#### Listed records
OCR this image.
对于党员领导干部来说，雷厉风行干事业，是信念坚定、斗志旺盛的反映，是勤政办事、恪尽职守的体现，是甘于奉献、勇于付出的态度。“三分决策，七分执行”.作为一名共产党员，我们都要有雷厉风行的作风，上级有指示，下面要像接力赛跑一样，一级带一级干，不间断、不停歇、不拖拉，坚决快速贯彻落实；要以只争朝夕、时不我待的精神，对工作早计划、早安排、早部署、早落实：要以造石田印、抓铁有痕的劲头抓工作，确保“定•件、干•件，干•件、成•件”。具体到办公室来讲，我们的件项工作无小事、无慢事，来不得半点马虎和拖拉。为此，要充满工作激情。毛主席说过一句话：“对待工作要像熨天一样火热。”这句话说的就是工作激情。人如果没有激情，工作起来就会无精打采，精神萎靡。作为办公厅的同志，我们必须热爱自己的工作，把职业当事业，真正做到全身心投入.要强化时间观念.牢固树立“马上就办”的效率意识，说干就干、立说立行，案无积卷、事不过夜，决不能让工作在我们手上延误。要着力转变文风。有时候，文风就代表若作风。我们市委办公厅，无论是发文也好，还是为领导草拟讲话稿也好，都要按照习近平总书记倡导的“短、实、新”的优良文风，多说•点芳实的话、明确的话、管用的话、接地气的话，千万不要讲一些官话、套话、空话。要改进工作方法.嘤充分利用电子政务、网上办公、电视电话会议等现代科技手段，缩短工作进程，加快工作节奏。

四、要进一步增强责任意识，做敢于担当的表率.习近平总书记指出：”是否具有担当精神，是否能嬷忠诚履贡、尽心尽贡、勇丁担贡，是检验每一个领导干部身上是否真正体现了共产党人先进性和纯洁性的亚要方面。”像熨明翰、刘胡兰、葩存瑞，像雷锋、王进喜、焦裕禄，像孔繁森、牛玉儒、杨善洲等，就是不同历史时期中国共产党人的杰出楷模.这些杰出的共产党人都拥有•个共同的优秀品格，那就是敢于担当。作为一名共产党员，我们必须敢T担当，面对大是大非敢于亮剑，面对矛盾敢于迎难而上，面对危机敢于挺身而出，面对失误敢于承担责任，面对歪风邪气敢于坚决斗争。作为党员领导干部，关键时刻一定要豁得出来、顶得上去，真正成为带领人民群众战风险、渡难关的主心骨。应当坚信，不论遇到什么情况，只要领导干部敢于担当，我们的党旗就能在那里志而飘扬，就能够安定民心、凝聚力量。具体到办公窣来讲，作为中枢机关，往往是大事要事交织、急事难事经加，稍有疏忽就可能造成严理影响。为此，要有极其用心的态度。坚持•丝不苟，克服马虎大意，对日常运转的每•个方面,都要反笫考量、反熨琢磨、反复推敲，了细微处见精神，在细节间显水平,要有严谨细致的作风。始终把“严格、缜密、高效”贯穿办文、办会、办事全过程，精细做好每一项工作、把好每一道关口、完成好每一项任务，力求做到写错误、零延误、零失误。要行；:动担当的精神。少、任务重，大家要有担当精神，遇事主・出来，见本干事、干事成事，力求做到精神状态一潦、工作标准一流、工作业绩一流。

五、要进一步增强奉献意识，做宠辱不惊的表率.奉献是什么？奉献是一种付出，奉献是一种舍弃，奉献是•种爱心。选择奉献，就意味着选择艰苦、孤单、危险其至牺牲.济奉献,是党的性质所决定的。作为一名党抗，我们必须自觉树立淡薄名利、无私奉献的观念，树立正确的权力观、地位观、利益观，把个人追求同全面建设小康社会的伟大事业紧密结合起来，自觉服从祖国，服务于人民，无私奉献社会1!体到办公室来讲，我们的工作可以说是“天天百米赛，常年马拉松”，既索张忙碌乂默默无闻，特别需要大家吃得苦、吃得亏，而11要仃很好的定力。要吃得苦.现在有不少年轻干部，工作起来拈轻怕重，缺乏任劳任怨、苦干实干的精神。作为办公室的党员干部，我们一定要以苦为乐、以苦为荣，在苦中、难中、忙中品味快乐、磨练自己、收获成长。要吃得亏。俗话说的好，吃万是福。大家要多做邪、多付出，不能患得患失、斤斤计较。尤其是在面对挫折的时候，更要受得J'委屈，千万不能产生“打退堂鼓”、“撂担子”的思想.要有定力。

---

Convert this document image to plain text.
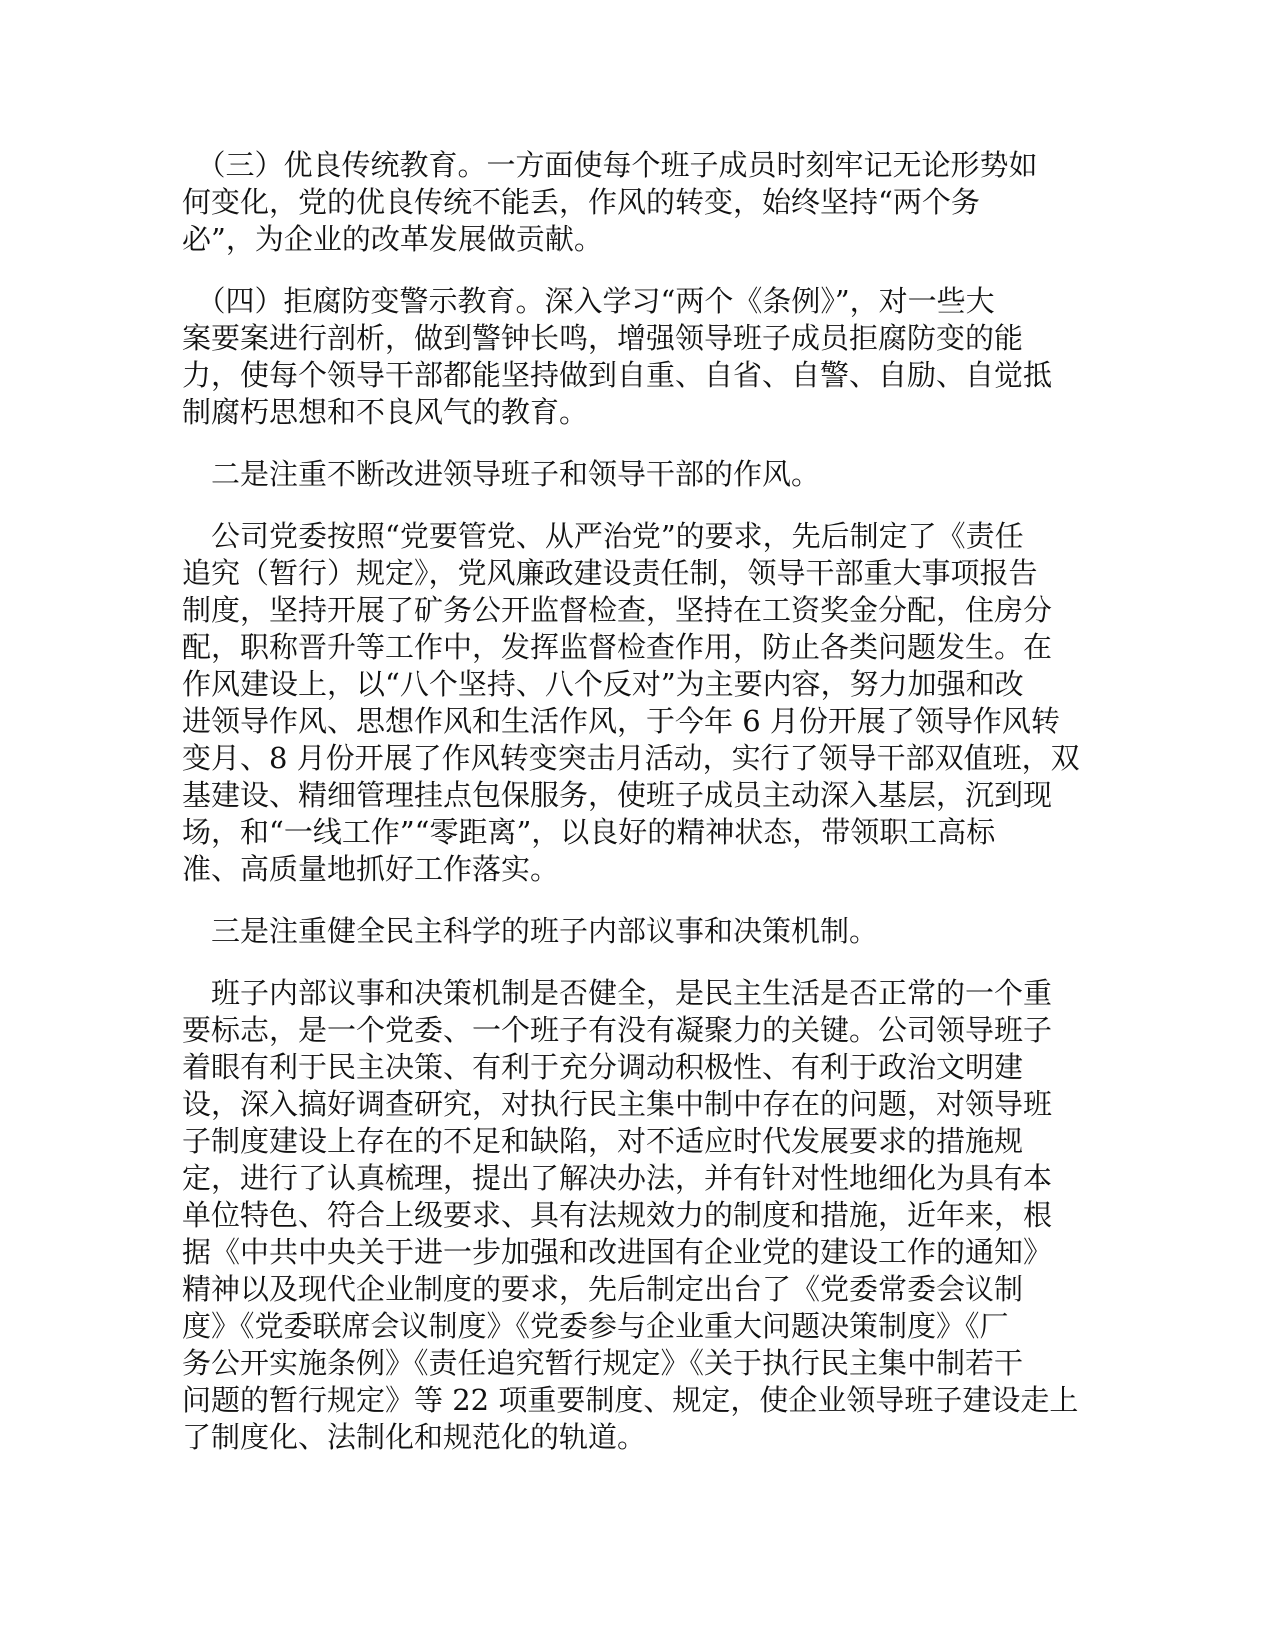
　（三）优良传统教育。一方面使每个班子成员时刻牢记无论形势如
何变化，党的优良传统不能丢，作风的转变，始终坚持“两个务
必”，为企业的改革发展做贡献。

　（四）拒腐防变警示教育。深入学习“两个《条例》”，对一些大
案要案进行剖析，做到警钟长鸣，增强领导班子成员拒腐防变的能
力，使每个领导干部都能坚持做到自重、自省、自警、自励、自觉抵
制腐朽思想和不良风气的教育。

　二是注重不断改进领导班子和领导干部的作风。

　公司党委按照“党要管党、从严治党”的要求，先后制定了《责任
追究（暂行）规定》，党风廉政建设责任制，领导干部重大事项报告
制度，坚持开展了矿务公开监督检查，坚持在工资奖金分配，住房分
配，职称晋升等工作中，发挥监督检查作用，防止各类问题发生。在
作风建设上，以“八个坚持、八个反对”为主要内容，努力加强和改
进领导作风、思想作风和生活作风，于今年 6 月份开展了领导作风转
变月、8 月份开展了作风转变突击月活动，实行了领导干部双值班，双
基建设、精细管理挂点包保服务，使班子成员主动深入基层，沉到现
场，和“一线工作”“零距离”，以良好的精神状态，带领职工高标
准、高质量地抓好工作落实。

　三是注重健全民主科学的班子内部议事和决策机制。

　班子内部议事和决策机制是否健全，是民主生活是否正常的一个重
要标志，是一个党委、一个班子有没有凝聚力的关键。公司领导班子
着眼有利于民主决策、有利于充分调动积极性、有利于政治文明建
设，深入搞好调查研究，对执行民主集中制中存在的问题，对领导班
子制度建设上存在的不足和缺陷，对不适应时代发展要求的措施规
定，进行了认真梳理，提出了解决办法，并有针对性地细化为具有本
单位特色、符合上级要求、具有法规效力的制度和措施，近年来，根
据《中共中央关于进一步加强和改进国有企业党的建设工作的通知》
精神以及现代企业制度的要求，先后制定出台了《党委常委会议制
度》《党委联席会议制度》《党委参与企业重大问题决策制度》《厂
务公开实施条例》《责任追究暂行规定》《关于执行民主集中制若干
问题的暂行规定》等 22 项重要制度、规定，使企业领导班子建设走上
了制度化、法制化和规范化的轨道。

--

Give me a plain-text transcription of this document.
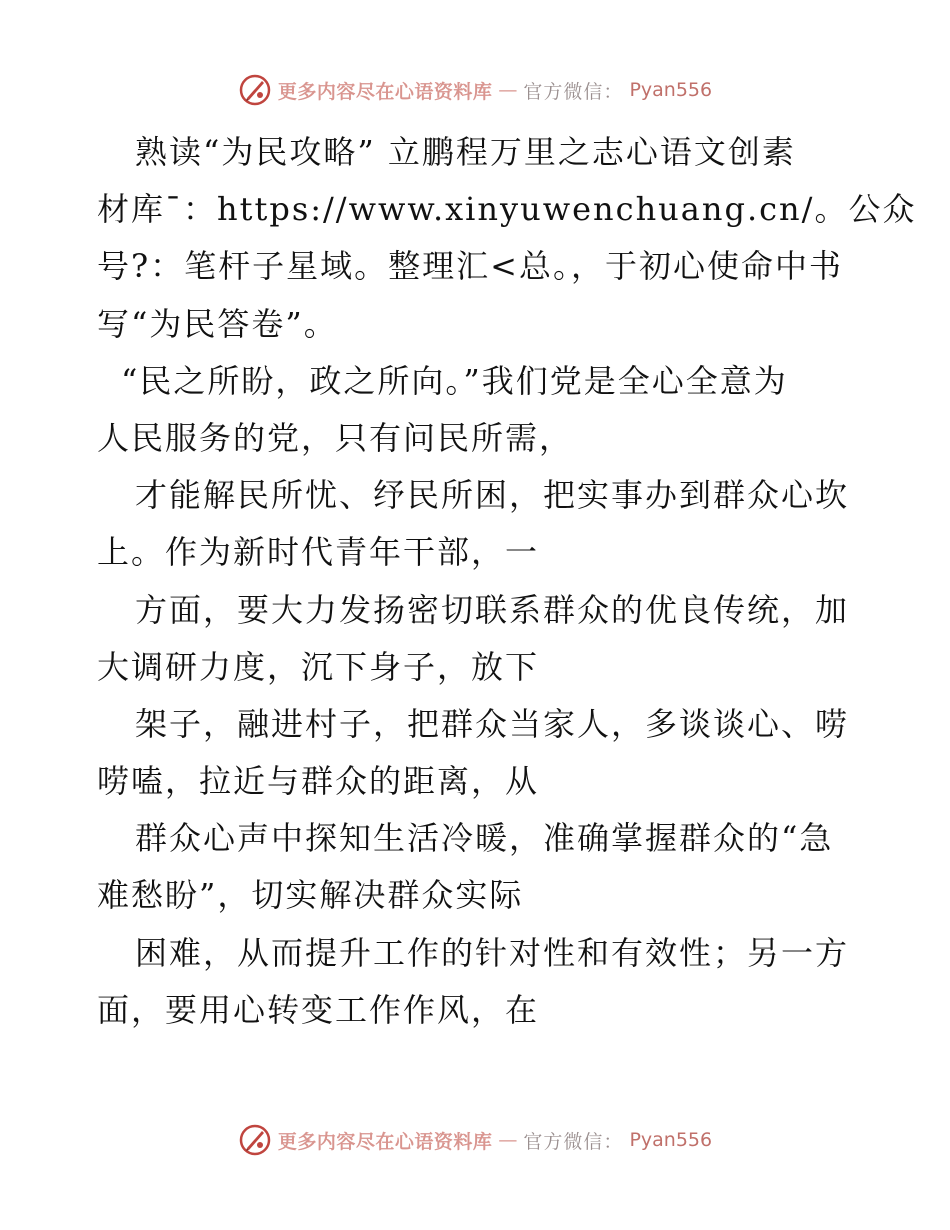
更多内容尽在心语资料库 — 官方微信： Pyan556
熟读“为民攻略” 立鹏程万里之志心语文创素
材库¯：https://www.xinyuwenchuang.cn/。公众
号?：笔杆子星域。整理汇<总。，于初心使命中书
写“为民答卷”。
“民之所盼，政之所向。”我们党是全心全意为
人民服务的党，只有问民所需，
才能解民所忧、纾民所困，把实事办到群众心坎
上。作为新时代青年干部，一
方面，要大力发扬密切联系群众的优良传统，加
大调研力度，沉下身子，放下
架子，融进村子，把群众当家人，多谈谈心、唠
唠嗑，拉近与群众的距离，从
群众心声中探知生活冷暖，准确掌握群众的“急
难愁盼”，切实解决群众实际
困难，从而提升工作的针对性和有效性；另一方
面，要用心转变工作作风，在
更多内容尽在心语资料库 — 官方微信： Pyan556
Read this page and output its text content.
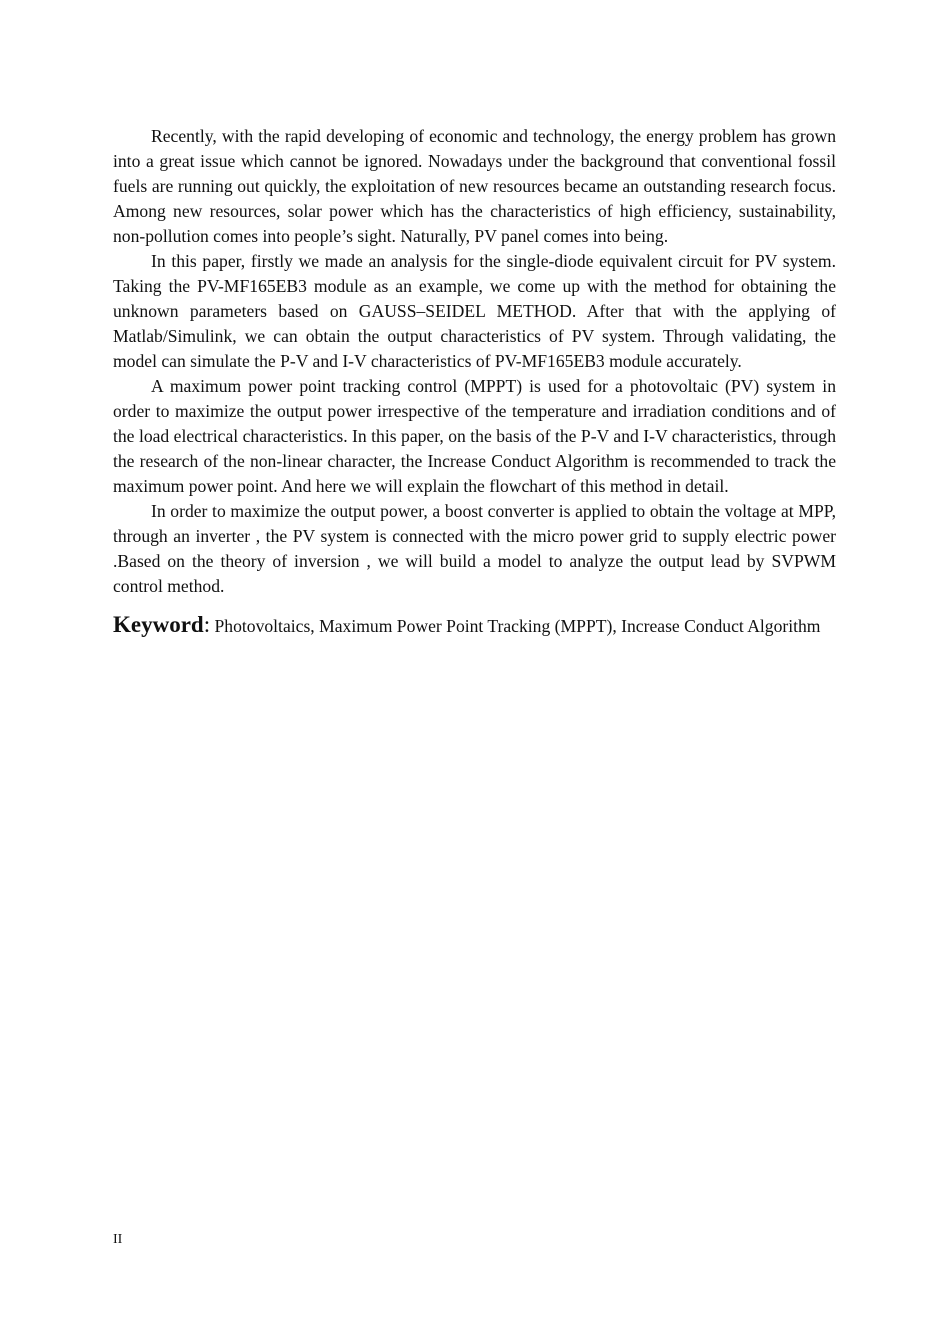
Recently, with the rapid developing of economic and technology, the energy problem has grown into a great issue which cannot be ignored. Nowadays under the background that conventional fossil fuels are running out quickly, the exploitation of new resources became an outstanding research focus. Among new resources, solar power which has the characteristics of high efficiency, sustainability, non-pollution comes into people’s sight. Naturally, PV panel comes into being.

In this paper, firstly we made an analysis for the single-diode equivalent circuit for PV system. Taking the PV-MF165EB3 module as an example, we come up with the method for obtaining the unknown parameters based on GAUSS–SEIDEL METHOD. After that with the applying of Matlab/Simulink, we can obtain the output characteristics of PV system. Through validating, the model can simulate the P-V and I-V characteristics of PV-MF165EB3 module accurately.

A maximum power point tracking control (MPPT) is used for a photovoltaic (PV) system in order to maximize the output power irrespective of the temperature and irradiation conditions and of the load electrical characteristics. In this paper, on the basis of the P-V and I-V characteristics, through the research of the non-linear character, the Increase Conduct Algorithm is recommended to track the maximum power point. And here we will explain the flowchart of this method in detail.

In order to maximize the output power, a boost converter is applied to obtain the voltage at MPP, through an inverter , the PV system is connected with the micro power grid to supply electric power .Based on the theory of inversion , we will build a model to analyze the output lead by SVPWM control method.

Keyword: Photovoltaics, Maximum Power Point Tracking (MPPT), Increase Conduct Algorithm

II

#### Task statement
Gather each line from the listing above that holds "Conduct".

#### Task solution
A maximum power point tracking control (MPPT) is used for a photovoltaic (PV) system in order to maximize the output power irrespective of the temperature and irradiation conditions and of the load electrical characteristics. In this paper, on the basis of the P-V and I-V characteristics, through the research of the non-linear character, the Increase Conduct Algorithm is recommended to track the maximum power point. And here we will explain the flowchart of this method in detail.
Keyword: Photovoltaics, Maximum Power Point Tracking (MPPT), Increase Conduct Algorithm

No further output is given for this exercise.